▸ DATA RECORDS:
+-------+

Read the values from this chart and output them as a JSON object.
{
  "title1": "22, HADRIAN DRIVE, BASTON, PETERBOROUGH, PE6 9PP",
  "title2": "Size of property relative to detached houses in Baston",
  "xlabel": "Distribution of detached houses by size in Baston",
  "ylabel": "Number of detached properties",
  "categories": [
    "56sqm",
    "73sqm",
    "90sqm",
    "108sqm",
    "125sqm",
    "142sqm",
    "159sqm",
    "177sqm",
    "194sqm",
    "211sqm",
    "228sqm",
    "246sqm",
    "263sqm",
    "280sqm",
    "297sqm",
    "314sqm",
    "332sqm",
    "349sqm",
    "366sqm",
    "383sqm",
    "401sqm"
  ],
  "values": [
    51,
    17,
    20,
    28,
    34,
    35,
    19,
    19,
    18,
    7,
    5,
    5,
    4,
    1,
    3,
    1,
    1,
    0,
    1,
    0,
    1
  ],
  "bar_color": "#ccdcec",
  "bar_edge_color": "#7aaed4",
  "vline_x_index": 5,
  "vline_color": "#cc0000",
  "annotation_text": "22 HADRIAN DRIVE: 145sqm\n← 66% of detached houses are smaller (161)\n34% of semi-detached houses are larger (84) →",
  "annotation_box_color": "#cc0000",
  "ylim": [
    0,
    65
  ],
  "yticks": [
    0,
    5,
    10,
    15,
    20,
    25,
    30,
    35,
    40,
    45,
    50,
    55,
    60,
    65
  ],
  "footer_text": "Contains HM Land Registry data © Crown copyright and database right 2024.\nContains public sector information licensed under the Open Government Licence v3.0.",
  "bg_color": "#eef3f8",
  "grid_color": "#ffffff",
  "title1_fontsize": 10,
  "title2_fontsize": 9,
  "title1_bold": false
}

+-------+

Print every entry exactly as it appears.

▸ EXERCISE RESULT:
Read the values from this chart and output them as a JSON object.
{
  "title1": "22, HADRIAN DRIVE, BASTON, PETERBOROUGH, PE6 9PP",
  "title2": "Size of property relative to detached houses in Baston",
  "xlabel": "Distribution of detached houses by size in Baston",
  "ylabel": "Number of detached properties",
  "categories": [
    "56sqm",
    "73sqm",
    "90sqm",
    "108sqm",
    "125sqm",
    "142sqm",
    "159sqm",
    "177sqm",
    "194sqm",
    "211sqm",
    "228sqm",
    "246sqm",
    "263sqm",
    "280sqm",
    "297sqm",
    "314sqm",
    "332sqm",
    "349sqm",
    "366sqm",
    "383sqm",
    "401sqm"
  ],
  "values": [
    51,
    17,
    20,
    28,
    34,
    35,
    19,
    19,
    18,
    7,
    5,
    5,
    4,
    1,
    3,
    1,
    1,
    0,
    1,
    0,
    1
  ],
  "bar_color": "#ccdcec",
  "bar_edge_color": "#7aaed4",
  "vline_x_index": 5,
  "vline_color": "#cc0000",
  "annotation_text": "22 HADRIAN DRIVE: 145sqm\n← 66% of detached houses are smaller (161)\n34% of semi-detached houses are larger (84) →",
  "annotation_box_color": "#cc0000",
  "ylim": [
    0,
    65
  ],
  "yticks": [
    0,
    5,
    10,
    15,
    20,
    25,
    30,
    35,
    40,
    45,
    50,
    55,
    60,
    65
  ],
  "footer_text": "Contains HM Land Registry data © Crown copyright and database right 2024.\nContains public sector information licensed under the Open Government Licence v3.0.",
  "bg_color": "#eef3f8",
  "grid_color": "#ffffff",
  "title1_fontsize": 10,
  "title2_fontsize": 9,
  "title1_bold": false
}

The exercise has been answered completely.